MATERIAL FOR THE TASK =>
<<<<

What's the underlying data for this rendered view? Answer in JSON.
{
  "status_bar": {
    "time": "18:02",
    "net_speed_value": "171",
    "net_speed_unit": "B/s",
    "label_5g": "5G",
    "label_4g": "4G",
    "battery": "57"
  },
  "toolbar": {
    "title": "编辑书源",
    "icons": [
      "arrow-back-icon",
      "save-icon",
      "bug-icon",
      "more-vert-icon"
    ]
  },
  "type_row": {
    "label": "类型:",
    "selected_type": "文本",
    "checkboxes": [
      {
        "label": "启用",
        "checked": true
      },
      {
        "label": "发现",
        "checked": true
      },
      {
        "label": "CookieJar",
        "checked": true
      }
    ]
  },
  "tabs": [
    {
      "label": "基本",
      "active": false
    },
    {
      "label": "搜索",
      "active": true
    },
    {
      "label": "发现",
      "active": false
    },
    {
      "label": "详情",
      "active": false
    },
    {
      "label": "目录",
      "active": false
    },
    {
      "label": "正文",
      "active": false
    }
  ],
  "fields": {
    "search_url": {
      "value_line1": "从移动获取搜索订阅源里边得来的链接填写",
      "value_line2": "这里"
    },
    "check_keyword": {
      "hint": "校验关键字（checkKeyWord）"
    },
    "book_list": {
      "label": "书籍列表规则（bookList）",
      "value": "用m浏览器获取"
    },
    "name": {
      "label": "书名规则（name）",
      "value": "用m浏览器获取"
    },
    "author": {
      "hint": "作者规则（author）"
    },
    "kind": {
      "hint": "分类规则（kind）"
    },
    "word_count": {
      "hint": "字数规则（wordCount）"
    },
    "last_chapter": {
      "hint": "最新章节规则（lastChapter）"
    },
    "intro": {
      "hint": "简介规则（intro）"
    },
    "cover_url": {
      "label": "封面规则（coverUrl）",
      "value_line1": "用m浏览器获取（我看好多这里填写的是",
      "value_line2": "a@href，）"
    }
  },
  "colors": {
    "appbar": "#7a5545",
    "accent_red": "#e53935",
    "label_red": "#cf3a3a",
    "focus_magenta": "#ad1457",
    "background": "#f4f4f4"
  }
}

>>>>

SHORT EXERCISE => Every record should be given again exactly.

RESULT =>
What's the underlying data for this rendered view? Answer in JSON.
{
  "status_bar": {
    "time": "18:02",
    "net_speed_value": "171",
    "net_speed_unit": "B/s",
    "label_5g": "5G",
    "label_4g": "4G",
    "battery": "57"
  },
  "toolbar": {
    "title": "编辑书源",
    "icons": [
      "arrow-back-icon",
      "save-icon",
      "bug-icon",
      "more-vert-icon"
    ]
  },
  "type_row": {
    "label": "类型:",
    "selected_type": "文本",
    "checkboxes": [
      {
        "label": "启用",
        "checked": true
      },
      {
        "label": "发现",
        "checked": true
      },
      {
        "label": "CookieJar",
        "checked": true
      }
    ]
  },
  "tabs": [
    {
      "label": "基本",
      "active": false
    },
    {
      "label": "搜索",
      "active": true
    },
    {
      "label": "发现",
      "active": false
    },
    {
      "label": "详情",
      "active": false
    },
    {
      "label": "目录",
      "active": false
    },
    {
      "label": "正文",
      "active": false
    }
  ],
  "fields": {
    "search_url": {
      "value_line1": "从移动获取搜索订阅源里边得来的链接填写",
      "value_line2": "这里"
    },
    "check_keyword": {
      "hint": "校验关键字（checkKeyWord）"
    },
    "book_list": {
      "label": "书籍列表规则（bookList）",
      "value": "用m浏览器获取"
    },
    "name": {
      "label": "书名规则（name）",
      "value": "用m浏览器获取"
    },
    "author": {
      "hint": "作者规则（author）"
    },
    "kind": {
      "hint": "分类规则（kind）"
    },
    "word_count": {
      "hint": "字数规则（wordCount）"
    },
    "last_chapter": {
      "hint": "最新章节规则（lastChapter）"
    },
    "intro": {
      "hint": "简介规则（intro）"
    },
    "cover_url": {
      "label": "封面规则（coverUrl）",
      "value_line1": "用m浏览器获取（我看好多这里填写的是",
      "value_line2": "a@href，）"
    }
  },
  "colors": {
    "appbar": "#7a5545",
    "accent_red": "#e53935",
    "label_red": "#cf3a3a",
    "focus_magenta": "#ad1457",
    "background": "#f4f4f4"
  }
}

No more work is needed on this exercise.